> Goal of the exercise
Read the material below. Count the lines containing "color" and give that count alone.

> Records supplied
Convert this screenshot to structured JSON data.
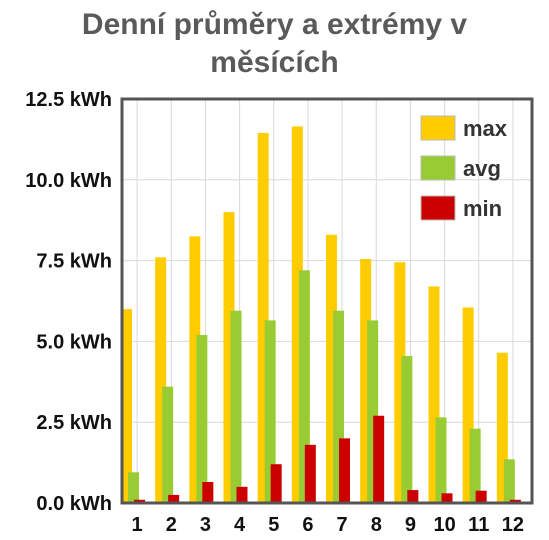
{
  "chart_data": {
    "type": "bar",
    "title_lines": [
      "Denní průměry a extrémy v",
      "měsících"
    ],
    "categories": [
      "1",
      "2",
      "3",
      "4",
      "5",
      "6",
      "7",
      "8",
      "9",
      "10",
      "11",
      "12"
    ],
    "y_tick_labels": [
      "12.5 kWh",
      "10.0 kWh",
      "7.5 kWh",
      "5.0 kWh",
      "2.5 kWh",
      "0.0 kWh"
    ],
    "y_ticks": [
      12.5,
      10.0,
      7.5,
      5.0,
      2.5,
      0.0
    ],
    "ylim": [
      0,
      12.5
    ],
    "grid": true,
    "legend_position": "top-right",
    "series": [
      {
        "name": "max",
        "color": "#ffcc00",
        "values": [
          6.0,
          7.6,
          8.25,
          9.0,
          11.45,
          11.65,
          8.3,
          7.55,
          7.45,
          6.7,
          6.05,
          4.65
        ]
      },
      {
        "name": "avg",
        "color": "#99cc33",
        "values": [
          0.95,
          3.6,
          5.2,
          5.95,
          5.65,
          7.2,
          5.95,
          5.65,
          4.55,
          2.65,
          2.3,
          1.35
        ]
      },
      {
        "name": "min",
        "color": "#cc0000",
        "values": [
          0.1,
          0.25,
          0.65,
          0.5,
          1.2,
          1.8,
          2.0,
          2.7,
          0.4,
          0.3,
          0.38,
          0.1
        ]
      }
    ]
  }
}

> Response to this exercise
3